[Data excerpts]
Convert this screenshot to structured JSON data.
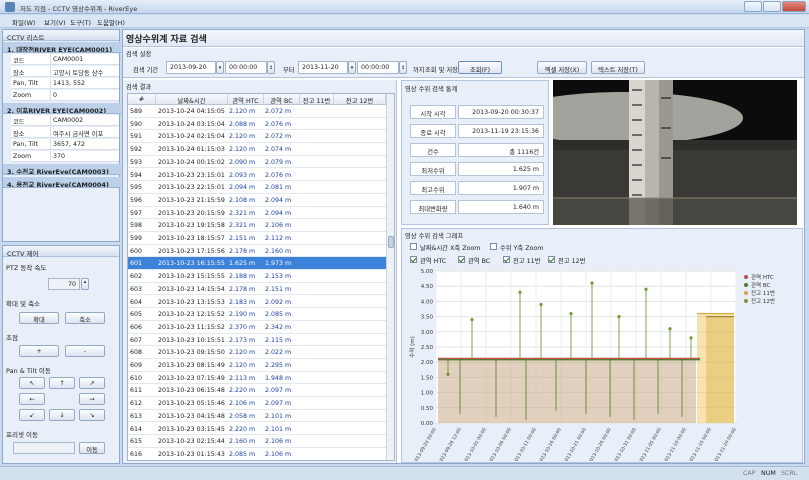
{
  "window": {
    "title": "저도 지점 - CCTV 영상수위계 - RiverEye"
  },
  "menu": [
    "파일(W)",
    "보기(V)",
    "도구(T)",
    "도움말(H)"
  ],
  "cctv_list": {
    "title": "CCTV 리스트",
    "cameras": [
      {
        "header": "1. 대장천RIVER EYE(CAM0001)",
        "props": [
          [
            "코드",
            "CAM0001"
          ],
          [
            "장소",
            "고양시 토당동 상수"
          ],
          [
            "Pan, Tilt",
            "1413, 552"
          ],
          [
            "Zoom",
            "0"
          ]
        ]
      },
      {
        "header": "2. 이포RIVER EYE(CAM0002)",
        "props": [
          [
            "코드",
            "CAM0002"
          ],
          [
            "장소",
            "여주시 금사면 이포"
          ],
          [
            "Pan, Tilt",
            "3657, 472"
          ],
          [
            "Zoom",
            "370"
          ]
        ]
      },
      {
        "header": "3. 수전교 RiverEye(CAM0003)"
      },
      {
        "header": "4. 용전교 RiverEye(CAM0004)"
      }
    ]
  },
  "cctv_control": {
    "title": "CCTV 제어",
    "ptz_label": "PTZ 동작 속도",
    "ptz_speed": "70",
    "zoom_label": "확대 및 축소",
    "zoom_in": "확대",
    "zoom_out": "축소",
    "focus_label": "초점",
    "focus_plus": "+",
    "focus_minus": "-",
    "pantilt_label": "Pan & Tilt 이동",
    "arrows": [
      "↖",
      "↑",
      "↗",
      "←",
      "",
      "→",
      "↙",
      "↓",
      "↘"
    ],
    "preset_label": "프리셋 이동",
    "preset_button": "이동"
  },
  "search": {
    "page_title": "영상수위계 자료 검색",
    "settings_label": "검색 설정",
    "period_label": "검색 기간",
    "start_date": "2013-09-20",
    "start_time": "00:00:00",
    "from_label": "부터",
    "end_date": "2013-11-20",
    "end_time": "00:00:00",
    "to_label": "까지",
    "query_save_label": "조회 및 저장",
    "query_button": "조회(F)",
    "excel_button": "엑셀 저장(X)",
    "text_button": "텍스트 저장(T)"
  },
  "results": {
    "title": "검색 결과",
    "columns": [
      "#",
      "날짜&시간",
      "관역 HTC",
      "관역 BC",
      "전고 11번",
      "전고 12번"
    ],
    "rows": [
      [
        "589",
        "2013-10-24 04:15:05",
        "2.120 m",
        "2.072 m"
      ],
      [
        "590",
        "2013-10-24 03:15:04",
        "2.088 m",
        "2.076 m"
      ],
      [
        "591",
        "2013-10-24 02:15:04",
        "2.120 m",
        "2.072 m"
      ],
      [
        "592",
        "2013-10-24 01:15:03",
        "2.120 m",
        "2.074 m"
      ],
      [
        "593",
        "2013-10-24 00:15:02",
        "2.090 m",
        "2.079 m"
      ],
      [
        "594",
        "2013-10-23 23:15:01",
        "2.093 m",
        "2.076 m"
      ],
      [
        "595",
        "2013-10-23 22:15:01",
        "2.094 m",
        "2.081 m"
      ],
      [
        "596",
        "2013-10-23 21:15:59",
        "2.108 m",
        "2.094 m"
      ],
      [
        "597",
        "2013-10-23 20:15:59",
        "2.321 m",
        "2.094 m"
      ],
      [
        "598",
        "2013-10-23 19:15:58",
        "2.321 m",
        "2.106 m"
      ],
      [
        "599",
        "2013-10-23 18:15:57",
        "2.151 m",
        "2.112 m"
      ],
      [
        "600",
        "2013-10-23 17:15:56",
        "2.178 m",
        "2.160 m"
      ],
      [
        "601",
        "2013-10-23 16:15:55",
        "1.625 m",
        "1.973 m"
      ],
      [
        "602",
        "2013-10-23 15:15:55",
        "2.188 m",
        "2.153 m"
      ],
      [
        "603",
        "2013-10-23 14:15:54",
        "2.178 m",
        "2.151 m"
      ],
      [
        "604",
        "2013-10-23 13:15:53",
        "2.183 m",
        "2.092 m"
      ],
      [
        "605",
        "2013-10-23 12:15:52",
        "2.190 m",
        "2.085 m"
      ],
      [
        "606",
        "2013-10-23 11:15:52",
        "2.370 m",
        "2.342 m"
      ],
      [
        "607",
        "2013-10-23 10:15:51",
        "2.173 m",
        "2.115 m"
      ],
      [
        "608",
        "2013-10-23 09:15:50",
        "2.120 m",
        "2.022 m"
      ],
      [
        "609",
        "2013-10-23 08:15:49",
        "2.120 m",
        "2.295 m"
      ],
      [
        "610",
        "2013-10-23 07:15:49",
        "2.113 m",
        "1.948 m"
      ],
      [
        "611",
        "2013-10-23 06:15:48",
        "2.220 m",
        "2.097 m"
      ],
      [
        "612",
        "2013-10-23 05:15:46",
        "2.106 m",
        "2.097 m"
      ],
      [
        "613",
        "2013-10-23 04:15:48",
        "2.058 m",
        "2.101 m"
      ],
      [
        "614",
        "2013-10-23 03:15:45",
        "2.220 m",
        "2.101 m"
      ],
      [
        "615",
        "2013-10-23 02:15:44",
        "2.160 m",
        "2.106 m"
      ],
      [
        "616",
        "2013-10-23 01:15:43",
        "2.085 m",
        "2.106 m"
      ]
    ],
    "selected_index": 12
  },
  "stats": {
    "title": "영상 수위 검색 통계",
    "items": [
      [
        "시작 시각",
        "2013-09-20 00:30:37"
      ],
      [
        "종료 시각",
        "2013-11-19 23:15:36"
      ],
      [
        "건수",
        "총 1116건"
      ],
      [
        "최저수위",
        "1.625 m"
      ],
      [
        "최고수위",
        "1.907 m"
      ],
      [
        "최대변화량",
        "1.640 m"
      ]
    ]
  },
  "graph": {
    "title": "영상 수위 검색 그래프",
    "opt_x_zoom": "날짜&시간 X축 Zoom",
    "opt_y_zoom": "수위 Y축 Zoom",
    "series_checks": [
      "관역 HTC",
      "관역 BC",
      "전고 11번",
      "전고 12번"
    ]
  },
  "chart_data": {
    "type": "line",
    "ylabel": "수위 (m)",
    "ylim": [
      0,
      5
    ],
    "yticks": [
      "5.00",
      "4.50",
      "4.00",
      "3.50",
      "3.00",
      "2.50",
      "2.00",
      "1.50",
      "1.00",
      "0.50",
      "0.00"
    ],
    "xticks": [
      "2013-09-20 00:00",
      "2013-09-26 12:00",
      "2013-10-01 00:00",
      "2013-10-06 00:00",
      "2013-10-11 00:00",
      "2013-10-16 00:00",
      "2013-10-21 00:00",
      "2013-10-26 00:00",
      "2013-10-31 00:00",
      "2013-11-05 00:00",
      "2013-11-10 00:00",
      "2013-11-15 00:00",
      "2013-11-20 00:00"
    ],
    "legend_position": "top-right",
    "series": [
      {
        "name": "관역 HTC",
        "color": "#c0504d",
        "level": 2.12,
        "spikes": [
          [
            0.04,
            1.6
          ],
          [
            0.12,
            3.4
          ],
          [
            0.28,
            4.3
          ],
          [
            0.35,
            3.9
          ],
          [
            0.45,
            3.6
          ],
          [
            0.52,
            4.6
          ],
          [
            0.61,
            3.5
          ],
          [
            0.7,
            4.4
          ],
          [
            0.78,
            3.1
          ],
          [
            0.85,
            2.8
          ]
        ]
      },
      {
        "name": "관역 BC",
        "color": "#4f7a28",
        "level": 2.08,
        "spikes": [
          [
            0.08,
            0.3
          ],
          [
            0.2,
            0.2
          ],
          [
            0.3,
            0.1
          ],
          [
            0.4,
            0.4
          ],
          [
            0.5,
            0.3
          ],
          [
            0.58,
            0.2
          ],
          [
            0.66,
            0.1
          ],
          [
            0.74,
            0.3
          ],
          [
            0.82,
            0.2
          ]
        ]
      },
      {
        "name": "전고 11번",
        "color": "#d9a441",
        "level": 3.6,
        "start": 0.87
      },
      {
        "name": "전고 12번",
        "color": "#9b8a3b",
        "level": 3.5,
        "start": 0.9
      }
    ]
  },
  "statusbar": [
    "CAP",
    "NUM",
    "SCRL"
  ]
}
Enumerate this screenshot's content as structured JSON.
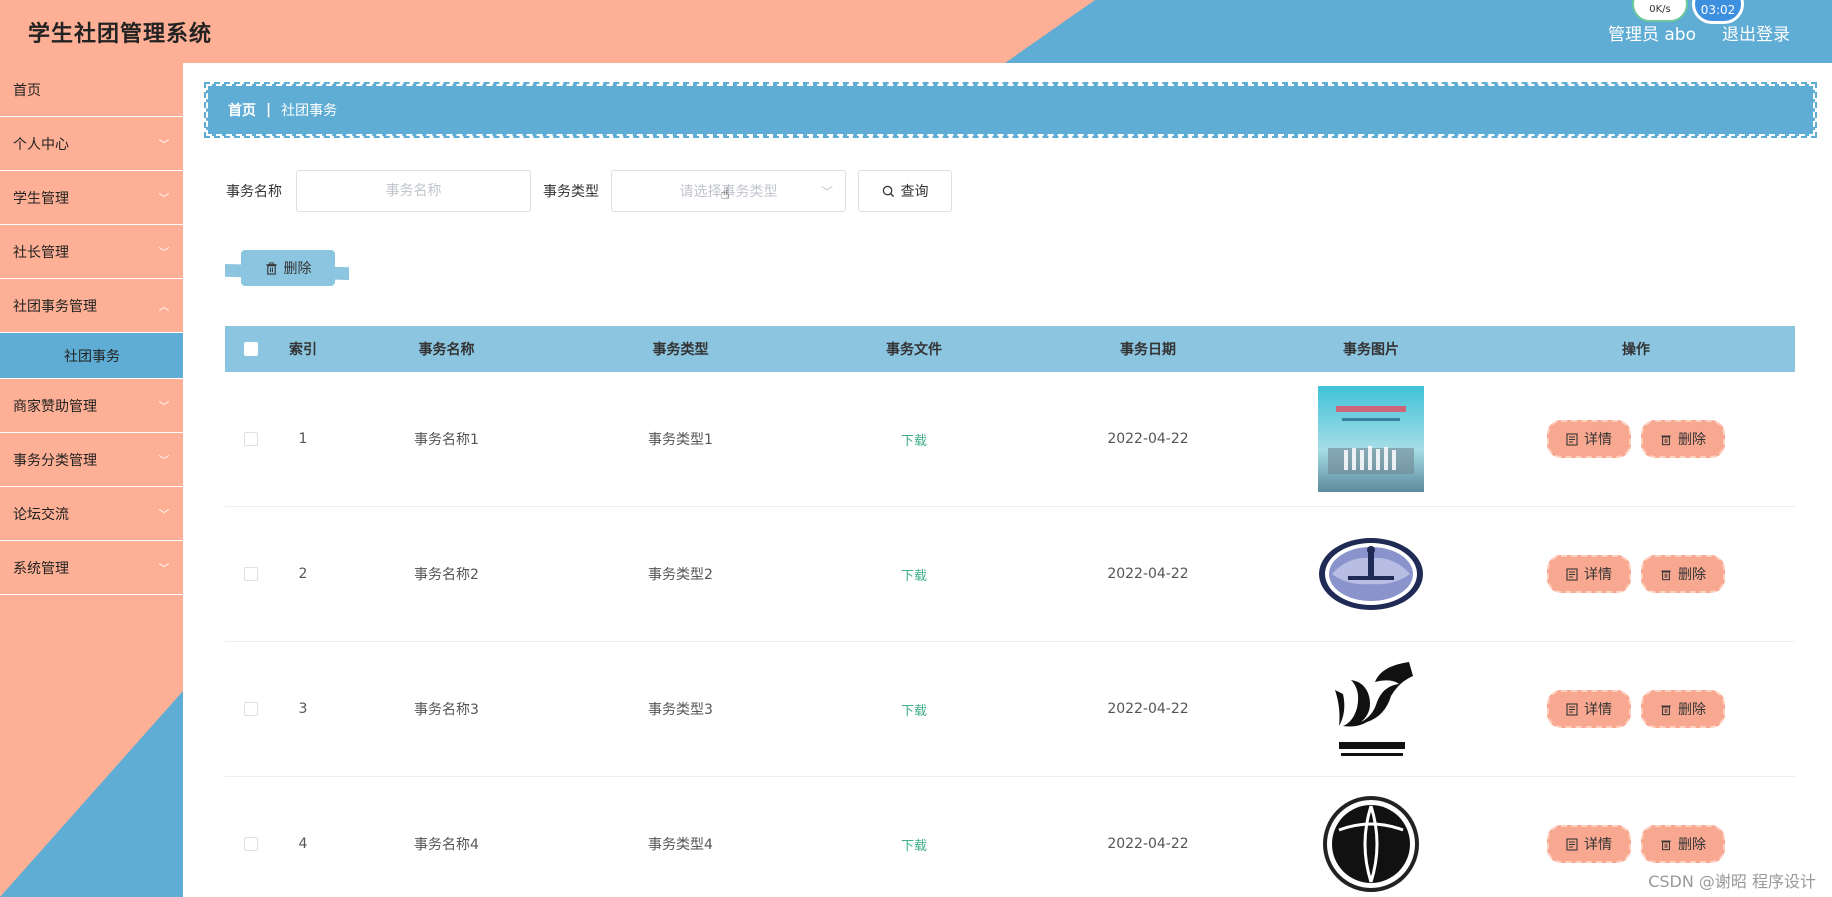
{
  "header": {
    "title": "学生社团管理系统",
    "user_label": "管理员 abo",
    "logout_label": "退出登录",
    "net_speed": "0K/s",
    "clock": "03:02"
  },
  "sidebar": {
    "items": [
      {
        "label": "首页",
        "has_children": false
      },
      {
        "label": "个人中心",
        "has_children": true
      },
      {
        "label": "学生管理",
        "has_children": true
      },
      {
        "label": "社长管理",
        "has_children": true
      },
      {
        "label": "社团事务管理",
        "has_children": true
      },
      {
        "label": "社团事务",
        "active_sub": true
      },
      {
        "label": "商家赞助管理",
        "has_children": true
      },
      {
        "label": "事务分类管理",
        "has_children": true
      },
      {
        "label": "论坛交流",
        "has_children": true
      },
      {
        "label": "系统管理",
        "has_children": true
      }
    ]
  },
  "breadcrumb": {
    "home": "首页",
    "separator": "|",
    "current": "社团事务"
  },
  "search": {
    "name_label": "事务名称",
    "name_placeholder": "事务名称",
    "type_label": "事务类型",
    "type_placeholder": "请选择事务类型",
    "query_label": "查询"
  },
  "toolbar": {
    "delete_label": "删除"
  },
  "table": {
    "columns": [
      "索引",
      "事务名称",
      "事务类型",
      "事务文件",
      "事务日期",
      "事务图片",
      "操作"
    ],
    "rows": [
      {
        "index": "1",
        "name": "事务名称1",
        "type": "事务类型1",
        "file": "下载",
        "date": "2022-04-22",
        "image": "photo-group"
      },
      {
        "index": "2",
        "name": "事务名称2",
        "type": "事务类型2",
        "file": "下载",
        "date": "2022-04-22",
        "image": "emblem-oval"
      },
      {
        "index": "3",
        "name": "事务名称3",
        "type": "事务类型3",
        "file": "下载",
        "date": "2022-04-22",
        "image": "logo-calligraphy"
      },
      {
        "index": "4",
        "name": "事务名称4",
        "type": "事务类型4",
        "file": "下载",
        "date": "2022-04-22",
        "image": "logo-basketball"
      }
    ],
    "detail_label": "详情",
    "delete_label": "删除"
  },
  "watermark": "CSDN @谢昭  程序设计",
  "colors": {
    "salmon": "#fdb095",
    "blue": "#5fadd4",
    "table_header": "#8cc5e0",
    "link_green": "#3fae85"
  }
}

-- BRIEF --
From the data above, copy out every line with the string "image" in it.

-- TASK SOLUTION --
        "image": "photo-group"
        "image": "emblem-oval"
        "image": "logo-calligraphy"
        "image": "logo-basketball"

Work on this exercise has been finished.